Nothing in the records may be left out or altered; reproduce them all exactly.

## START RECORDS SHOWN

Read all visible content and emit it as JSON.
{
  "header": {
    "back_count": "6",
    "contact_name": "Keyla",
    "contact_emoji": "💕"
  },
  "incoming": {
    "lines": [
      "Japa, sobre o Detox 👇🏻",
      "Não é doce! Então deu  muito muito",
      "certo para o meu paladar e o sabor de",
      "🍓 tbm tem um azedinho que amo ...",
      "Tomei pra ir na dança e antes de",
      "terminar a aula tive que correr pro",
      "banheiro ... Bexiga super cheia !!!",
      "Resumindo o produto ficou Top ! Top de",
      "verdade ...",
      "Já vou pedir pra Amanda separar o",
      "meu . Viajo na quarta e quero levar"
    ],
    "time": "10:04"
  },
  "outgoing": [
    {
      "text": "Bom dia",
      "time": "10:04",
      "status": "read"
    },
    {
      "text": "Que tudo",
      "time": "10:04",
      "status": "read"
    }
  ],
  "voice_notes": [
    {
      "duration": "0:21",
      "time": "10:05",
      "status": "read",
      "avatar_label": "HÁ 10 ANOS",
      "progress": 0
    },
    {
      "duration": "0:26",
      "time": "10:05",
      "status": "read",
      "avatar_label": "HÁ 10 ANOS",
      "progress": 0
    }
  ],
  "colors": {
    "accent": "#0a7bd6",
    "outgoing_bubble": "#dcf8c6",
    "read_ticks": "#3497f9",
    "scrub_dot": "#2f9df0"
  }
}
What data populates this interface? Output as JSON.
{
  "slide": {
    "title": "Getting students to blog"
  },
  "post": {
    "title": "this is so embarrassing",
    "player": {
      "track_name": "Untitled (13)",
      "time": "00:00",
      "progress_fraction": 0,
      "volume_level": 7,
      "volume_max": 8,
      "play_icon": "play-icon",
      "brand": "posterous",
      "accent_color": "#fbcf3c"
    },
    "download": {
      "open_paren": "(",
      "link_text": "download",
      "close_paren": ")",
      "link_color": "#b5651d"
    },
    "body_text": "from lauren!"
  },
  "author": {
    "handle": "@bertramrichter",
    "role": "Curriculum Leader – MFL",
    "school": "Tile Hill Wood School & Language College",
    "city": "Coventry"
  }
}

## END RECORDS SHOWN

(OUTPUT FOR THIS EXERCISE):
Read all visible content and emit it as JSON.
{
  "header": {
    "back_count": "6",
    "contact_name": "Keyla",
    "contact_emoji": "💕"
  },
  "incoming": {
    "lines": [
      "Japa, sobre o Detox 👇🏻",
      "Não é doce! Então deu  muito muito",
      "certo para o meu paladar e o sabor de",
      "🍓 tbm tem um azedinho que amo ...",
      "Tomei pra ir na dança e antes de",
      "terminar a aula tive que correr pro",
      "banheiro ... Bexiga super cheia !!!",
      "Resumindo o produto ficou Top ! Top de",
      "verdade ...",
      "Já vou pedir pra Amanda separar o",
      "meu . Viajo na quarta e quero levar"
    ],
    "time": "10:04"
  },
  "outgoing": [
    {
      "text": "Bom dia",
      "time": "10:04",
      "status": "read"
    },
    {
      "text": "Que tudo",
      "time": "10:04",
      "status": "read"
    }
  ],
  "voice_notes": [
    {
      "duration": "0:21",
      "time": "10:05",
      "status": "read",
      "avatar_label": "HÁ 10 ANOS",
      "progress": 0
    },
    {
      "duration": "0:26",
      "time": "10:05",
      "status": "read",
      "avatar_label": "HÁ 10 ANOS",
      "progress": 0
    }
  ],
  "colors": {
    "accent": "#0a7bd6",
    "outgoing_bubble": "#dcf8c6",
    "read_ticks": "#3497f9",
    "scrub_dot": "#2f9df0"
  }
}
What data populates this interface? Output as JSON.
{
  "slide": {
    "title": "Getting students to blog"
  },
  "post": {
    "title": "this is so embarrassing",
    "player": {
      "track_name": "Untitled (13)",
      "time": "00:00",
      "progress_fraction": 0,
      "volume_level": 7,
      "volume_max": 8,
      "play_icon": "play-icon",
      "brand": "posterous",
      "accent_color": "#fbcf3c"
    },
    "download": {
      "open_paren": "(",
      "link_text": "download",
      "close_paren": ")",
      "link_color": "#b5651d"
    },
    "body_text": "from lauren!"
  },
  "author": {
    "handle": "@bertramrichter",
    "role": "Curriculum Leader – MFL",
    "school": "Tile Hill Wood School & Language College",
    "city": "Coventry"
  }
}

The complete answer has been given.